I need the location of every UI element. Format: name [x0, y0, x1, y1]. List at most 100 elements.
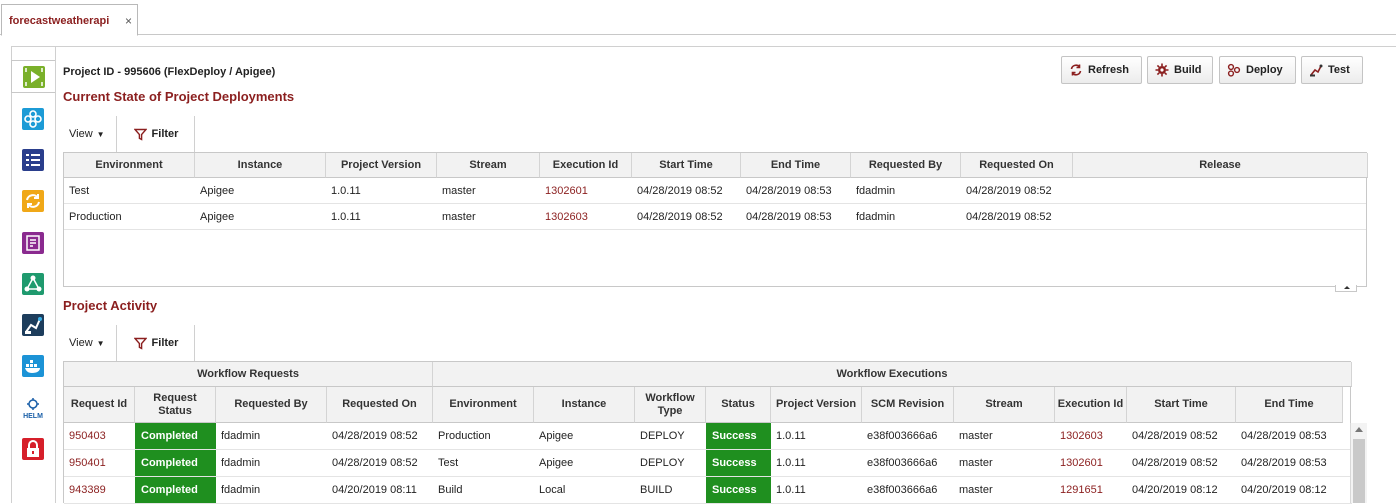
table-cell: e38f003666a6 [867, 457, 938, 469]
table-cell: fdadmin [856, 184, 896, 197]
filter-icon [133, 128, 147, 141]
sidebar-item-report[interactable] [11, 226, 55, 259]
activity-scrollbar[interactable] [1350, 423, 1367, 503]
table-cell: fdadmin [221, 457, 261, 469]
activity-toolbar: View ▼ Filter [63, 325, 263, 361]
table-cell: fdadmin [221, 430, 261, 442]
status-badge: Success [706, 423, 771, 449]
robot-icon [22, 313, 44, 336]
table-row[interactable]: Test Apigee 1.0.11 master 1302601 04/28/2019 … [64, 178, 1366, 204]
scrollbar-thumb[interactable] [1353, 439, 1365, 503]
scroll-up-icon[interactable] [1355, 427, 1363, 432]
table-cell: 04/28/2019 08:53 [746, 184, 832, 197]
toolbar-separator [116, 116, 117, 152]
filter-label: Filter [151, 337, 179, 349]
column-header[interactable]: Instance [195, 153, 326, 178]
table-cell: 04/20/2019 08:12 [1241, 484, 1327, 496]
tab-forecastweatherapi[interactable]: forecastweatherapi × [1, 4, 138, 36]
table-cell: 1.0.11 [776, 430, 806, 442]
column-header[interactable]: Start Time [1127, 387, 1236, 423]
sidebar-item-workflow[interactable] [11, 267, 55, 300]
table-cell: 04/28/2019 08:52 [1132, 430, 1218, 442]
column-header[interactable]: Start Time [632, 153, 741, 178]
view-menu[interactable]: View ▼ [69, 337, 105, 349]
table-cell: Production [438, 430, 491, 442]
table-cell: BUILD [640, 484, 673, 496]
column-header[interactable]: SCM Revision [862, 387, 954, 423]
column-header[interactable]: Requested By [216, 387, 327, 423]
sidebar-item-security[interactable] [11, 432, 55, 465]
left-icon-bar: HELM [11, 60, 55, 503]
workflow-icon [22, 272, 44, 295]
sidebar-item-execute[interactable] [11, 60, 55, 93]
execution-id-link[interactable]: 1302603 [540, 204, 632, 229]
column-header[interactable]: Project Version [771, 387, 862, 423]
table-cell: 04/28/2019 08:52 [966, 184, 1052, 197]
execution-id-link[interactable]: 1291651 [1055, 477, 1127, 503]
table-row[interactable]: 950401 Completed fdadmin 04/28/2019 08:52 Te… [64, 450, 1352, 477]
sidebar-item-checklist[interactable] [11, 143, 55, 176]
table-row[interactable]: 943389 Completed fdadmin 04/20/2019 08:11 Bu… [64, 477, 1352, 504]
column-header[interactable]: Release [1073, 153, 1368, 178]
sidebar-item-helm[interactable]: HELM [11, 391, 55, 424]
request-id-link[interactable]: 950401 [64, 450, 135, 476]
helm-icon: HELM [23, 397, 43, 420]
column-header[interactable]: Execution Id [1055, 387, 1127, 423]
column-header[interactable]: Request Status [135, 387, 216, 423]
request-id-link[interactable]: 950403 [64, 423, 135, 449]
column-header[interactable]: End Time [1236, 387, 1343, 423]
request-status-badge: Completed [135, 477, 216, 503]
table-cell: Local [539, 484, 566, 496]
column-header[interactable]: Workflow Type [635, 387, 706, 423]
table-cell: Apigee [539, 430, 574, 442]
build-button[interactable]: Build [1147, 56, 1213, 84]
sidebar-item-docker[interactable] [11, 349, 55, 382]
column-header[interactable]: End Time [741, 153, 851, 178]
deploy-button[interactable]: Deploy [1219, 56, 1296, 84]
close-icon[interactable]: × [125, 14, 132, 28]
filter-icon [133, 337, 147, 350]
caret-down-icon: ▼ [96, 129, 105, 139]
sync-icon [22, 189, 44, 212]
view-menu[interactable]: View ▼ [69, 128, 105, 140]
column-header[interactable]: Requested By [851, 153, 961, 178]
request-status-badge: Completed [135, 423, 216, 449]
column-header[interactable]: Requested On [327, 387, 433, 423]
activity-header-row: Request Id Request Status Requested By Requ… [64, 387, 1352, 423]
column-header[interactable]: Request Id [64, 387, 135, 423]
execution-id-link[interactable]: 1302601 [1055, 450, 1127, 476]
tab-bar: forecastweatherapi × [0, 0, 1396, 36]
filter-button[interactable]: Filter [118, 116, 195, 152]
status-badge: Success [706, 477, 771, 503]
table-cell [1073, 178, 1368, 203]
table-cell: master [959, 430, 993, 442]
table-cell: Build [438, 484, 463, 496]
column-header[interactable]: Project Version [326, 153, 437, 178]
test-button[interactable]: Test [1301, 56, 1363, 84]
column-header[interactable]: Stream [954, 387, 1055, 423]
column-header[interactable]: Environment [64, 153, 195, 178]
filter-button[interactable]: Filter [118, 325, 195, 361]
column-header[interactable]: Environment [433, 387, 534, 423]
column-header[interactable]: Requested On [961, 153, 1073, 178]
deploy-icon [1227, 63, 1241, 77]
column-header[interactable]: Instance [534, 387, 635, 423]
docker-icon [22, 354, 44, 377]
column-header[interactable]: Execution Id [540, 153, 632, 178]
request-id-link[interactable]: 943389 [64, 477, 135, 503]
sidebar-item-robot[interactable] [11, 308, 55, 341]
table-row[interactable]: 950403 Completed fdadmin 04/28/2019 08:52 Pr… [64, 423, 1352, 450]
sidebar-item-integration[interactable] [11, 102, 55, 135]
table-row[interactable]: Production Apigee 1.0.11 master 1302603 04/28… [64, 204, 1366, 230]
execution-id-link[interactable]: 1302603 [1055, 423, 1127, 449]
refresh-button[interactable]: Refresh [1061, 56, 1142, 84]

____________________

WHAT IS NEEDED: Convert the items starting at the line containing "table-cell: e38f003666a6 [867, 457, 938, 469]" and ending at the line containing "tab-forecastweatherapi[interactable]: forecastweatherapi ×", both included, into a JSON list of strings with one string per line.

SOLUTION BELOW:
[
  "table-cell: e38f003666a6 [867, 457, 938, 469]",
  "table-cell: fdadmin [856, 184, 896, 197]",
  "filter-icon [133, 128, 147, 141]",
  "sidebar-item-report[interactable] [11, 226, 55, 259]",
  "activity-scrollbar[interactable] [1350, 423, 1367, 503]",
  "table-cell: fdadmin [221, 457, 261, 469]",
  "activity-toolbar: View ▼ Filter [63, 325, 263, 361]",
  "table-cell: fdadmin [221, 430, 261, 442]",
  "status-badge: Success [706, 423, 771, 449]",
  "robot-icon [22, 313, 44, 336]",
  "table-row[interactable]: Test Apigee 1.0.11 master 1302601 04/28/2019 … [64, 178, 1366, 204]",
  "scrollbar-thumb[interactable] [1353, 439, 1365, 503]",
  "scroll-up-icon[interactable] [1355, 427, 1363, 432]",
  "table-cell: 04/28/2019 08:53 [746, 184, 832, 197]",
  "toolbar-separator [116, 116, 117, 152]",
  "filter-label: Filter [151, 337, 179, 349]",
  "column-header[interactable]: Instance [195, 153, 326, 178]",
  "table-cell: 04/20/2019 08:12 [1241, 484, 1327, 496]",
  "tab-forecastweatherapi[interactable]: forecastweatherapi × [1, 4, 138, 36]"
]